▶ [WHAT YOU NEED TO DO] Your task is to transcribe all of the records exactly and leave out the pictures.

• • • •

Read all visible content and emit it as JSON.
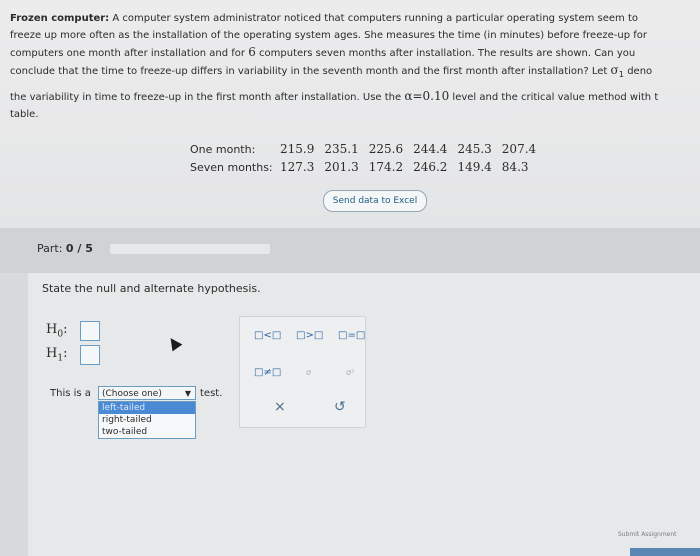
{
  "problem": {
    "title": "Frozen computer:",
    "line1": "A computer system administrator noticed that computers running a particular operating system seem to",
    "line2a": "freeze up more often as the installation of the operating system ages. She measures the time (in minutes) before freeze-up for",
    "line3a": "computers one month after installation and for",
    "line3num": "6",
    "line3b": "computers seven months after installation. The results are shown. Can you",
    "line4a": "conclude that the time to freeze-up differs in variability in the seventh month and the first month after installation? Let",
    "line4sym": "σ",
    "line4sub": "1",
    "line4b": "deno",
    "line5a": "the variability in time to freeze-up in the first month after installation. Use the",
    "line5alpha": "α=0.10",
    "line5b": "level and the critical value method with t",
    "line6": "table."
  },
  "table": {
    "rows": [
      {
        "label": "One month:",
        "values": [
          "215.9",
          "235.1",
          "225.6",
          "244.4",
          "245.3",
          "207.4"
        ]
      },
      {
        "label": "Seven months:",
        "values": [
          "127.3",
          "201.3",
          "174.2",
          "246.2",
          "149.4",
          "84.3"
        ]
      }
    ]
  },
  "send_button": "Send data to Excel",
  "part": {
    "prefix": "Part:",
    "value": "0 / 5"
  },
  "instruction": "State the null and alternate hypothesis.",
  "hyp": {
    "h0": "H",
    "h0sub": "0",
    "h1": "H",
    "h1sub": "1",
    "colon": ":"
  },
  "palette": {
    "lt": "□<□",
    "gt": "□>□",
    "eq": "□=□",
    "ne": "□≠□",
    "g1": "σ",
    "g2": "σ²",
    "clear": "×",
    "undo": "↺"
  },
  "test_prefix": "This is a",
  "test_select": "(Choose one)",
  "test_suffix": "test.",
  "options": [
    "left-tailed",
    "right-tailed",
    "two-tailed"
  ],
  "submit": "Submit Assignment",
  "colors": {
    "accent": "#4a8ad4",
    "link": "#1f5f84"
  }
}
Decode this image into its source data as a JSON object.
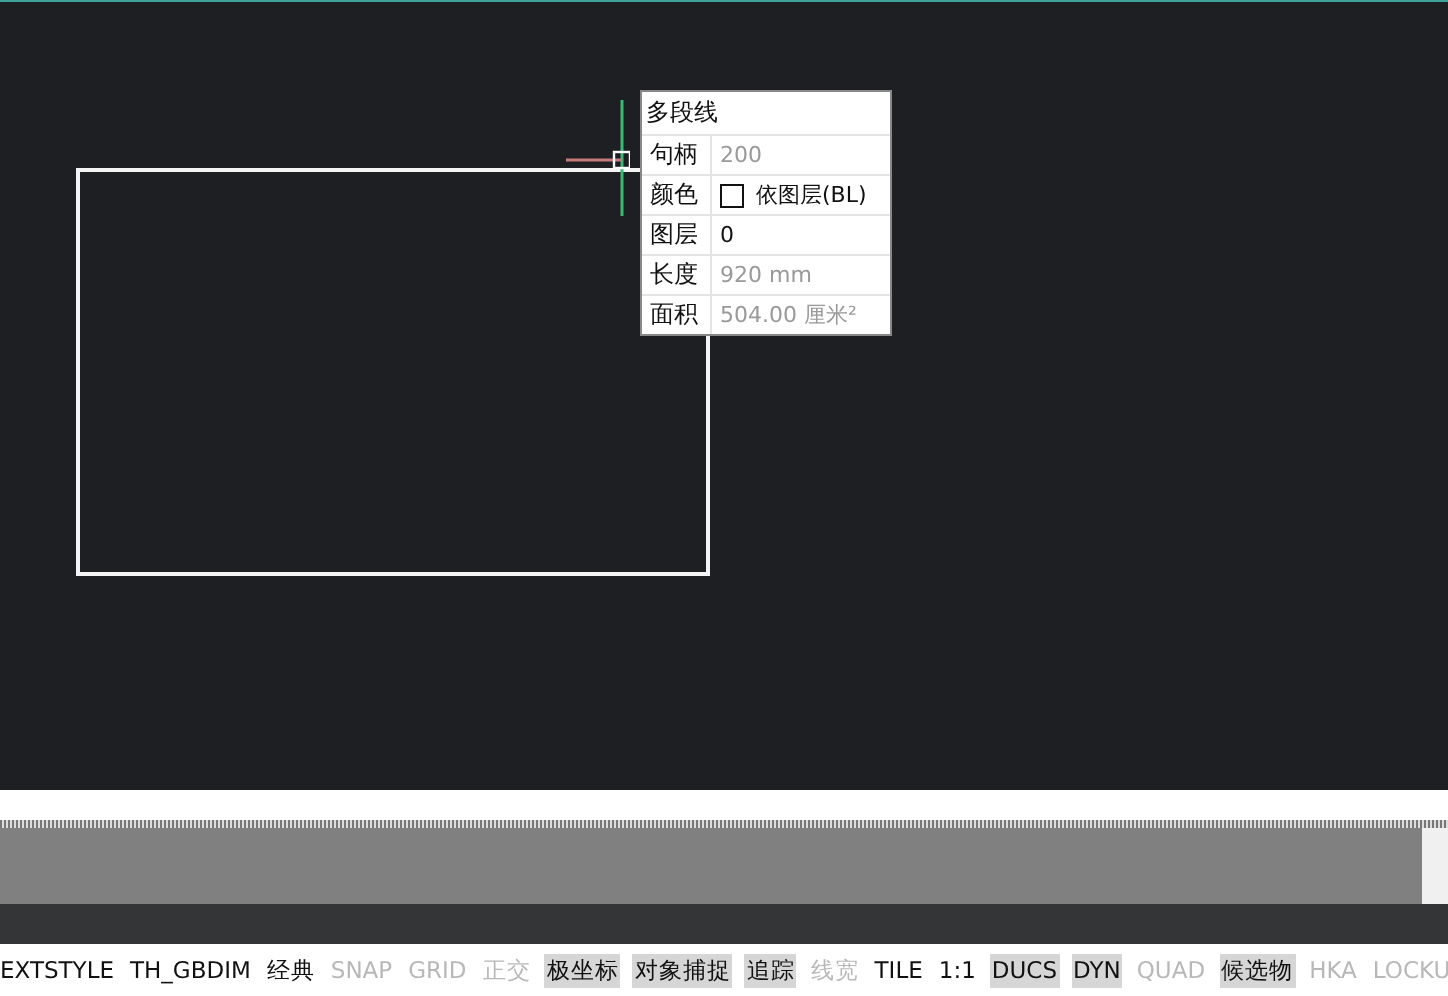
{
  "tooltip": {
    "title": "多段线",
    "rows": [
      {
        "label": "句柄",
        "kind": "text",
        "value": "200",
        "readonly": true
      },
      {
        "label": "颜色",
        "kind": "color",
        "value": "依图层(BL)",
        "readonly": false,
        "color": "#ffffff"
      },
      {
        "label": "图层",
        "kind": "text",
        "value": "0",
        "readonly": false
      },
      {
        "label": "长度",
        "kind": "text",
        "value": "920 mm",
        "readonly": true
      },
      {
        "label": "面积",
        "kind": "text",
        "value": "504.00 厘米²",
        "readonly": true
      }
    ]
  },
  "status_bar": [
    {
      "label": "EXTSTYLE",
      "kind": "text"
    },
    {
      "label": "TH_GBDIM",
      "kind": "text"
    },
    {
      "label": "经典",
      "kind": "text"
    },
    {
      "label": "SNAP",
      "kind": "toggle",
      "on": false
    },
    {
      "label": "GRID",
      "kind": "toggle",
      "on": false
    },
    {
      "label": "正交",
      "kind": "toggle",
      "on": false
    },
    {
      "label": "极坐标",
      "kind": "toggle",
      "on": true
    },
    {
      "label": "对象捕捉",
      "kind": "toggle",
      "on": true
    },
    {
      "label": "追踪",
      "kind": "toggle",
      "on": true
    },
    {
      "label": "线宽",
      "kind": "toggle",
      "on": false
    },
    {
      "label": "TILE",
      "kind": "text"
    },
    {
      "label": "1:1",
      "kind": "text"
    },
    {
      "label": "DUCS",
      "kind": "toggle",
      "on": true
    },
    {
      "label": "DYN",
      "kind": "toggle",
      "on": true
    },
    {
      "label": "QUAD",
      "kind": "toggle",
      "on": false
    },
    {
      "label": "候选物",
      "kind": "toggle",
      "on": true
    },
    {
      "label": "HKA",
      "kind": "toggle",
      "on": false
    },
    {
      "label": "LOCKU",
      "kind": "toggle",
      "on": false
    }
  ]
}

• • • •

▶ [ANSWER TO THE EXERCISE]
Read all visible content and emit it as JSON.
{
  "problem": {
    "title": "Frozen computer:",
    "line1": "A computer system administrator noticed that computers running a particular operating system seem to",
    "line2a": "freeze up more often as the installation of the operating system ages. She measures the time (in minutes) before freeze-up for",
    "line3a": "computers one month after installation and for",
    "line3num": "6",
    "line3b": "computers seven months after installation. The results are shown. Can you",
    "line4a": "conclude that the time to freeze-up differs in variability in the seventh month and the first month after installation? Let",
    "line4sym": "σ",
    "line4sub": "1",
    "line4b": "deno",
    "line5a": "the variability in time to freeze-up in the first month after installation. Use the",
    "line5alpha": "α=0.10",
    "line5b": "level and the critical value method with t",
    "line6": "table."
  },
  "table": {
    "rows": [
      {
        "label": "One month:",
        "values": [
          "215.9",
          "235.1",
          "225.6",
          "244.4",
          "245.3",
          "207.4"
        ]
      },
      {
        "label": "Seven months:",
        "values": [
          "127.3",
          "201.3",
          "174.2",
          "246.2",
          "149.4",
          "84.3"
        ]
      }
    ]
  },
  "send_button": "Send data to Excel",
  "part": {
    "prefix": "Part:",
    "value": "0 / 5"
  },
  "instruction": "State the null and alternate hypothesis.",
  "hyp": {
    "h0": "H",
    "h0sub": "0",
    "h1": "H",
    "h1sub": "1",
    "colon": ":"
  },
  "palette": {
    "lt": "□<□",
    "gt": "□>□",
    "eq": "□=□",
    "ne": "□≠□",
    "g1": "σ",
    "g2": "σ²",
    "clear": "×",
    "undo": "↺"
  },
  "test_prefix": "This is a",
  "test_select": "(Choose one)",
  "test_suffix": "test.",
  "options": [
    "left-tailed",
    "right-tailed",
    "two-tailed"
  ],
  "submit": "Submit Assignment",
  "colors": {
    "accent": "#4a8ad4",
    "link": "#1f5f84"
  }
}
Decode this image into its source data as a JSON object.
{
  "tooltip": {
    "title": "多段线",
    "rows": [
      {
        "label": "句柄",
        "kind": "text",
        "value": "200",
        "readonly": true
      },
      {
        "label": "颜色",
        "kind": "color",
        "value": "依图层(BL)",
        "readonly": false,
        "color": "#ffffff"
      },
      {
        "label": "图层",
        "kind": "text",
        "value": "0",
        "readonly": false
      },
      {
        "label": "长度",
        "kind": "text",
        "value": "920 mm",
        "readonly": true
      },
      {
        "label": "面积",
        "kind": "text",
        "value": "504.00 厘米²",
        "readonly": true
      }
    ]
  },
  "status_bar": [
    {
      "label": "EXTSTYLE",
      "kind": "text"
    },
    {
      "label": "TH_GBDIM",
      "kind": "text"
    },
    {
      "label": "经典",
      "kind": "text"
    },
    {
      "label": "SNAP",
      "kind": "toggle",
      "on": false
    },
    {
      "label": "GRID",
      "kind": "toggle",
      "on": false
    },
    {
      "label": "正交",
      "kind": "toggle",
      "on": false
    },
    {
      "label": "极坐标",
      "kind": "toggle",
      "on": true
    },
    {
      "label": "对象捕捉",
      "kind": "toggle",
      "on": true
    },
    {
      "label": "追踪",
      "kind": "toggle",
      "on": true
    },
    {
      "label": "线宽",
      "kind": "toggle",
      "on": false
    },
    {
      "label": "TILE",
      "kind": "text"
    },
    {
      "label": "1:1",
      "kind": "text"
    },
    {
      "label": "DUCS",
      "kind": "toggle",
      "on": true
    },
    {
      "label": "DYN",
      "kind": "toggle",
      "on": true
    },
    {
      "label": "QUAD",
      "kind": "toggle",
      "on": false
    },
    {
      "label": "候选物",
      "kind": "toggle",
      "on": true
    },
    {
      "label": "HKA",
      "kind": "toggle",
      "on": false
    },
    {
      "label": "LOCKU",
      "kind": "toggle",
      "on": false
    }
  ]
}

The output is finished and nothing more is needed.